BEGIN EXCERPTED RECORDS

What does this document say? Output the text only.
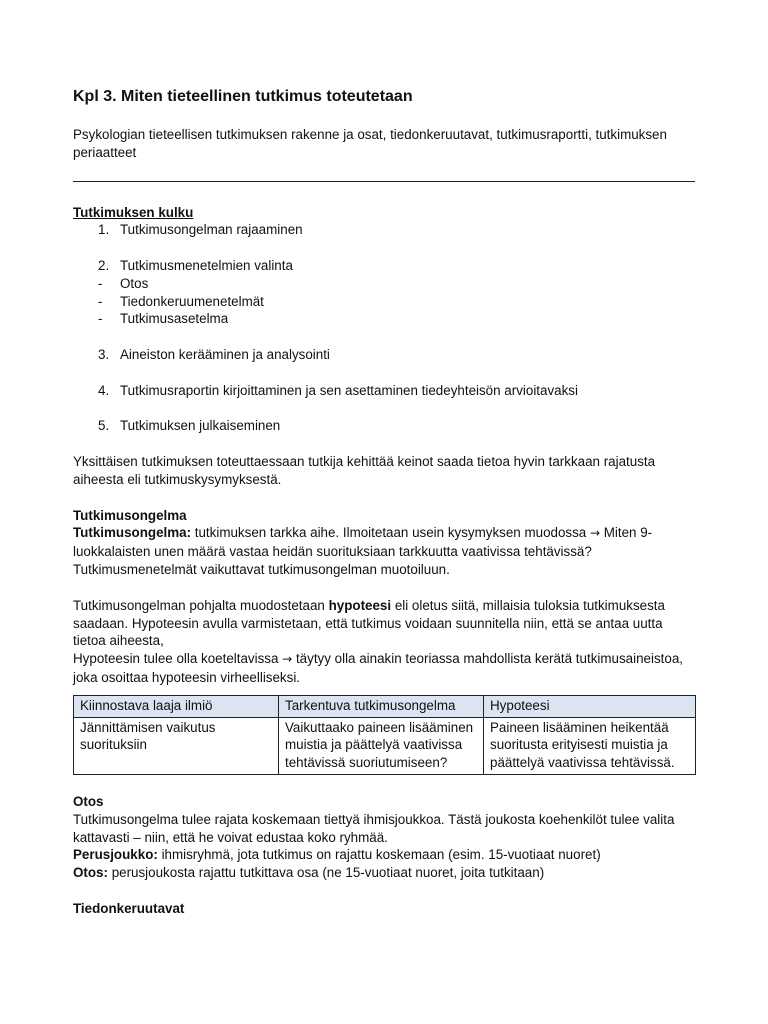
Kpl 3. Miten tieteellinen tutkimus toteutetaan
Psykologian tieteellisen tutkimuksen rakenne ja osat, tiedonkeruutavat, tutkimusraportti, tutkimuksen periaatteet
Tutkimuksen kulku
1. Tutkimusongelman rajaaminen
2. Tutkimusmenetelmien valinta
-	Otos
-	Tiedonkeruumenetelmät
-	Tutkimusasetelma
3. Aineiston kerääminen ja analysointi
4. Tutkimusraportin kirjoittaminen ja sen asettaminen tiedeyhteisön arvioitavaksi
5. Tutkimuksen julkaiseminen

Yksittäisen tutkimuksen toteuttaessaan tutkija kehittää keinot saada tietoa hyvin tarkkaan rajatusta aiheesta eli tutkimuskysymyksestä.

Tutkimusongelma
Tutkimusongelma: tutkimuksen tarkka aihe. Ilmoitetaan usein kysymyksen muodossa → Miten 9-luokkalaisten unen määrä vastaa heidän suorituksiaan tarkkuutta vaativissa tehtävissä?
Tutkimusmenetelmät vaikuttavat tutkimusongelman muotoiluun.
Tutkimusongelman pohjalta muodostetaan hypoteesi eli oletus siitä, millaisia tuloksia tutkimuksesta saadaan. Hypoteesin avulla varmistetaan, että tutkimus voidaan suunnitella niin, että se antaa uutta tietoa aiheesta,
Hypoteesin tulee olla koeteltavissa → täytyy olla ainakin teoriassa mahdollista kerätä tutkimusaineistoa, joka osoittaa hypoteesin virheelliseksi.
Kiinnostava laaja ilmiö	Tarkentuva tutkimusongelma	Hypoteesi
Jännittämisen vaikutus suorituksiin	Vaikuttaako paineen lisääminen muistia ja päättelyä vaativissa tehtävissä suoriutumiseen?	Paineen lisääminen heikentää suoritusta erityisesti muistia ja päättelyä vaativissa tehtävissä.
Otos
Tutkimusongelma tulee rajata koskemaan tiettyä ihmisjoukkoa. Tästä joukosta koehenkilöt tulee valita kattavasti – niin, että he voivat edustaa koko ryhmää.
Perusjoukko: ihmisryhmä, jota tutkimus on rajattu koskemaan (esim. 15-vuotiaat nuoret)
Otos: perusjoukosta rajattu tutkittava osa (ne 15-vuotiaat nuoret, joita tutkitaan)
Tiedonkeruutavat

END EXCERPTED RECORDS

WORK TO COMPLETE:
Return each line of the data, keeping its wording exact and omitting pictures.

EXERCISE SOLUTION:
What does this document say? Output the text only.
Kpl 3. Miten tieteellinen tutkimus toteutetaan
Psykologian tieteellisen tutkimuksen rakenne ja osat, tiedonkeruutavat, tutkimusraportti, tutkimuksen periaatteet
Tutkimuksen kulku
1. Tutkimusongelman rajaaminen
2. Tutkimusmenetelmien valinta
-	Otos
-	Tiedonkeruumenetelmät
-	Tutkimusasetelma
3. Aineiston kerääminen ja analysointi
4. Tutkimusraportin kirjoittaminen ja sen asettaminen tiedeyhteisön arvioitavaksi
5. Tutkimuksen julkaiseminen

Yksittäisen tutkimuksen toteuttaessaan tutkija kehittää keinot saada tietoa hyvin tarkkaan rajatusta aiheesta eli tutkimuskysymyksestä.

Tutkimusongelma
Tutkimusongelma: tutkimuksen tarkka aihe. Ilmoitetaan usein kysymyksen muodossa → Miten 9-luokkalaisten unen määrä vastaa heidän suorituksiaan tarkkuutta vaativissa tehtävissä?
Tutkimusmenetelmät vaikuttavat tutkimusongelman muotoiluun.
Tutkimusongelman pohjalta muodostetaan hypoteesi eli oletus siitä, millaisia tuloksia tutkimuksesta saadaan. Hypoteesin avulla varmistetaan, että tutkimus voidaan suunnitella niin, että se antaa uutta tietoa aiheesta,
Hypoteesin tulee olla koeteltavissa → täytyy olla ainakin teoriassa mahdollista kerätä tutkimusaineistoa, joka osoittaa hypoteesin virheelliseksi.
Kiinnostava laaja ilmiö	Tarkentuva tutkimusongelma	Hypoteesi
Jännittämisen vaikutus suorituksiin	Vaikuttaako paineen lisääminen muistia ja päättelyä vaativissa tehtävissä suoriutumiseen?	Paineen lisääminen heikentää suoritusta erityisesti muistia ja päättelyä vaativissa tehtävissä.
Otos
Tutkimusongelma tulee rajata koskemaan tiettyä ihmisjoukkoa. Tästä joukosta koehenkilöt tulee valita kattavasti – niin, että he voivat edustaa koko ryhmää.
Perusjoukko: ihmisryhmä, jota tutkimus on rajattu koskemaan (esim. 15-vuotiaat nuoret)
Otos: perusjoukosta rajattu tutkittava osa (ne 15-vuotiaat nuoret, joita tutkitaan)
Tiedonkeruutavat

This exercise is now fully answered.